→ **Written exercise**:
Set down exactly the lines that run from the line with "OCR this image." to the end of the data, and nothing else.

→ **Supplied information**:

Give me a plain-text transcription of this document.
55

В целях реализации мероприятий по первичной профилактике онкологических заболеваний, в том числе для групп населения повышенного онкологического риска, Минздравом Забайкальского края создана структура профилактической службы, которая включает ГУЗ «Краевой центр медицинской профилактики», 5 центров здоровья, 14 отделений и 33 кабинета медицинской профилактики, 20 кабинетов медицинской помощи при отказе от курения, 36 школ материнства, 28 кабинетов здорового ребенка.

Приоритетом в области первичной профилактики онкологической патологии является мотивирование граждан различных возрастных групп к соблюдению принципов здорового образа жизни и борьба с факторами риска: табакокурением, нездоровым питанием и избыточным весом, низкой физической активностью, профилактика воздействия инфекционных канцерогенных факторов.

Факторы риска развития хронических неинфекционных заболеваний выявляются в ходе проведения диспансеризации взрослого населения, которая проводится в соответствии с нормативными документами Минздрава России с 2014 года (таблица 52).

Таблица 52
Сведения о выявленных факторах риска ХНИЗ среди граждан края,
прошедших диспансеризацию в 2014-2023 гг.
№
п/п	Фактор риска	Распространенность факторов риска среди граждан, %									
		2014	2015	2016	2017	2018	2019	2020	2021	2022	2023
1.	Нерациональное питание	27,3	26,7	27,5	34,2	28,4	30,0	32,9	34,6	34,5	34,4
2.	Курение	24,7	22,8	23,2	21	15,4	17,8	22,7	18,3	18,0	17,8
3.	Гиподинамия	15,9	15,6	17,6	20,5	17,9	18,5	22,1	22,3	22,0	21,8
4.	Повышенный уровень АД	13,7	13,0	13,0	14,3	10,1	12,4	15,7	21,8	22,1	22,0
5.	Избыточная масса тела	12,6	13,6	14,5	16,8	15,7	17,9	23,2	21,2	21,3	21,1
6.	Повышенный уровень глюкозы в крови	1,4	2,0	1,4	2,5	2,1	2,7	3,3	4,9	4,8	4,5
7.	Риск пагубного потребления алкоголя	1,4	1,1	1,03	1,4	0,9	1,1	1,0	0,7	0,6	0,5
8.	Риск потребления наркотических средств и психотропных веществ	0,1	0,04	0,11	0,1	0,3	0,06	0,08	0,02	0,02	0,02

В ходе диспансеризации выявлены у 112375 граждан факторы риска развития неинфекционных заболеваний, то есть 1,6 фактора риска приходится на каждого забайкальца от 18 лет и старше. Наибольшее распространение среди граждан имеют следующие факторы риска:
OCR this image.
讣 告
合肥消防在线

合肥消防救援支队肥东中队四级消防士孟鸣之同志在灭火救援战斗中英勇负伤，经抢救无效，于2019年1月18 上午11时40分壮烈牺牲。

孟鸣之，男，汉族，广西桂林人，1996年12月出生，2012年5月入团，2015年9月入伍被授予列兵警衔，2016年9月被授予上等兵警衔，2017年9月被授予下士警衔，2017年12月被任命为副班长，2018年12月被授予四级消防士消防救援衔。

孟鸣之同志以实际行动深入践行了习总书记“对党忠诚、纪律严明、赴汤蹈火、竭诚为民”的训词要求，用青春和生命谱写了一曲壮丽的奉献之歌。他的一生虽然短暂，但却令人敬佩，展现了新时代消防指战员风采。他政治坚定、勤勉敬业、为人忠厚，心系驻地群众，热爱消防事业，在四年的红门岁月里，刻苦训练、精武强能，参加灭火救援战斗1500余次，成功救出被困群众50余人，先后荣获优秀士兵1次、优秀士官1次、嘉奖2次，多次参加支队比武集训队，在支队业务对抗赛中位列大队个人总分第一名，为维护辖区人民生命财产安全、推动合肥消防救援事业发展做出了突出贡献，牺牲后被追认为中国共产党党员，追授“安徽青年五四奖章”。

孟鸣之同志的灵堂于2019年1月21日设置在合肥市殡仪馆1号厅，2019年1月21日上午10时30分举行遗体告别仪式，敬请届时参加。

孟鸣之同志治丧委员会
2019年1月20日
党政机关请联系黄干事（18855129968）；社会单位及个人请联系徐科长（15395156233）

→ **Response below**:
OCR this image.
讣 告
合肥消防在线

合肥消防救援支队肥东中队四级消防士孟鸣之同志在灭火救援战斗中英勇负伤，经抢救无效，于2019年1月18 上午11时40分壮烈牺牲。

孟鸣之，男，汉族，广西桂林人，1996年12月出生，2012年5月入团，2015年9月入伍被授予列兵警衔，2016年9月被授予上等兵警衔，2017年9月被授予下士警衔，2017年12月被任命为副班长，2018年12月被授予四级消防士消防救援衔。

孟鸣之同志以实际行动深入践行了习总书记“对党忠诚、纪律严明、赴汤蹈火、竭诚为民”的训词要求，用青春和生命谱写了一曲壮丽的奉献之歌。他的一生虽然短暂，但却令人敬佩，展现了新时代消防指战员风采。他政治坚定、勤勉敬业、为人忠厚，心系驻地群众，热爱消防事业，在四年的红门岁月里，刻苦训练、精武强能，参加灭火救援战斗1500余次，成功救出被困群众50余人，先后荣获优秀士兵1次、优秀士官1次、嘉奖2次，多次参加支队比武集训队，在支队业务对抗赛中位列大队个人总分第一名，为维护辖区人民生命财产安全、推动合肥消防救援事业发展做出了突出贡献，牺牲后被追认为中国共产党党员，追授“安徽青年五四奖章”。

孟鸣之同志的灵堂于2019年1月21日设置在合肥市殡仪馆1号厅，2019年1月21日上午10时30分举行遗体告别仪式，敬请届时参加。

孟鸣之同志治丧委员会
2019年1月20日
党政机关请联系黄干事（18855129968）；社会单位及个人请联系徐科长（15395156233）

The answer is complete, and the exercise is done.